-- begin --

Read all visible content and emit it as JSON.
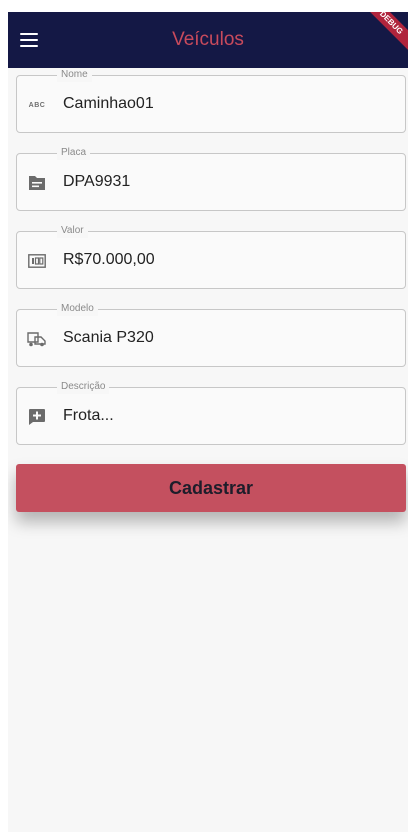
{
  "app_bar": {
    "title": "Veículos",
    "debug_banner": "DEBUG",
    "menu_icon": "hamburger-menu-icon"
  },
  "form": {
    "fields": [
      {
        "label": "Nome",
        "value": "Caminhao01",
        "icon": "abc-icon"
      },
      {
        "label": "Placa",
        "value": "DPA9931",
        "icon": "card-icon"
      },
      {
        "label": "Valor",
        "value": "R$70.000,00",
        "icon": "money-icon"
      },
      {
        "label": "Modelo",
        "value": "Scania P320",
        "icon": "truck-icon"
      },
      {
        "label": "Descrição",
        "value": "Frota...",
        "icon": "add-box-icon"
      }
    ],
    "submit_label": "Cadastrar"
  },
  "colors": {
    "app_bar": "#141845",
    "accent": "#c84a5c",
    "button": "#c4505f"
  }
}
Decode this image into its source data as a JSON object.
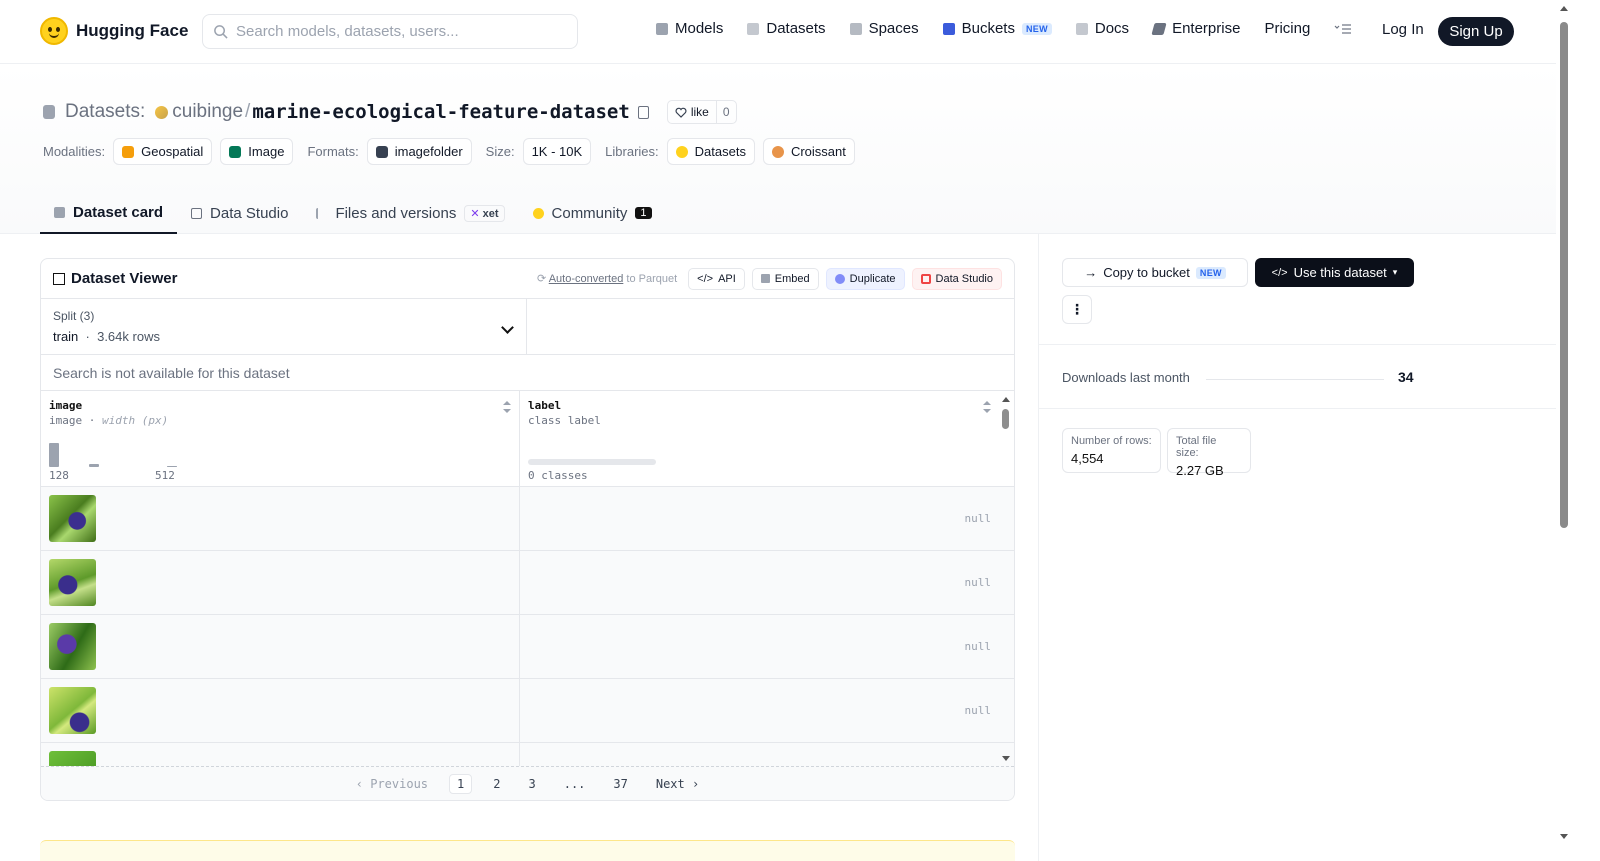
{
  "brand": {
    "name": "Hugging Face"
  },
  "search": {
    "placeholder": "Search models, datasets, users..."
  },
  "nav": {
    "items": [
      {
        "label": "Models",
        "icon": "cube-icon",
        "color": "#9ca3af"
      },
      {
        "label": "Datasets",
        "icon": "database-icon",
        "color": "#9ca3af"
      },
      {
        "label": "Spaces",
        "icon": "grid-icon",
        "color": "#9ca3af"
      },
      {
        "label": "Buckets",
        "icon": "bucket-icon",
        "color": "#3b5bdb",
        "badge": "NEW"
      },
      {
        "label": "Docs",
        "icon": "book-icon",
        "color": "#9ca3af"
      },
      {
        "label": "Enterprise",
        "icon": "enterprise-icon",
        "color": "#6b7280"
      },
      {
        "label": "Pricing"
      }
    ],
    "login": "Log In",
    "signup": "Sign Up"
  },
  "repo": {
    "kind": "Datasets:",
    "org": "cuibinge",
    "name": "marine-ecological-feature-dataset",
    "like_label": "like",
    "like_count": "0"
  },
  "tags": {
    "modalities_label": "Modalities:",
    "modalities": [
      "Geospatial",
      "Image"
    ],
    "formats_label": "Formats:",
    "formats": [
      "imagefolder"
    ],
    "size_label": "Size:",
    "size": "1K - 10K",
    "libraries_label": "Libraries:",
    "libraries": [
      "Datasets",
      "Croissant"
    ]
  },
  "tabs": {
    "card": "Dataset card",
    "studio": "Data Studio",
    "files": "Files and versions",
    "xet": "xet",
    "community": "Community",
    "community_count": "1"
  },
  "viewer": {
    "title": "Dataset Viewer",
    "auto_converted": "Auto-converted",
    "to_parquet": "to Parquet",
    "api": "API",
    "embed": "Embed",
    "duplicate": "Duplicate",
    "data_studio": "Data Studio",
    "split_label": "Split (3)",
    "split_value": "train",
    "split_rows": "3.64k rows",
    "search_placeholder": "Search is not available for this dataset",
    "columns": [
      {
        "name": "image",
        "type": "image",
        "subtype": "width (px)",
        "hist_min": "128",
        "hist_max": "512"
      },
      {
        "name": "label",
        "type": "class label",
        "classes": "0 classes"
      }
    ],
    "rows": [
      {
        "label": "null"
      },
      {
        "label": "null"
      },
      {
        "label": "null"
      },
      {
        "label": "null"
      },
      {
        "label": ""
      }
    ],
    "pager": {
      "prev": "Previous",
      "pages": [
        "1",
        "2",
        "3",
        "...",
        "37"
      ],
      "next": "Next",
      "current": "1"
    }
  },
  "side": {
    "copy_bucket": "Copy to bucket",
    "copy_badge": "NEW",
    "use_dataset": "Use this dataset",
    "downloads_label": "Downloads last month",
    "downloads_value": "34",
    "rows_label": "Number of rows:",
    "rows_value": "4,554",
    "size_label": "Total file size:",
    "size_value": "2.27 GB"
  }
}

-- end --

Extract from the data every line where "icon" shows up.

Expected output:
    "menu_icon": "hamburger-menu-icon"
        "icon": "abc-icon"
        "icon": "card-icon"
        "icon": "money-icon"
        "icon": "truck-icon"
        "icon": "add-box-icon"
        "icon": "cube-icon",
        "icon": "database-icon",
        "icon": "grid-icon",
        "icon": "bucket-icon",
        "icon": "book-icon",
        "icon": "enterprise-icon",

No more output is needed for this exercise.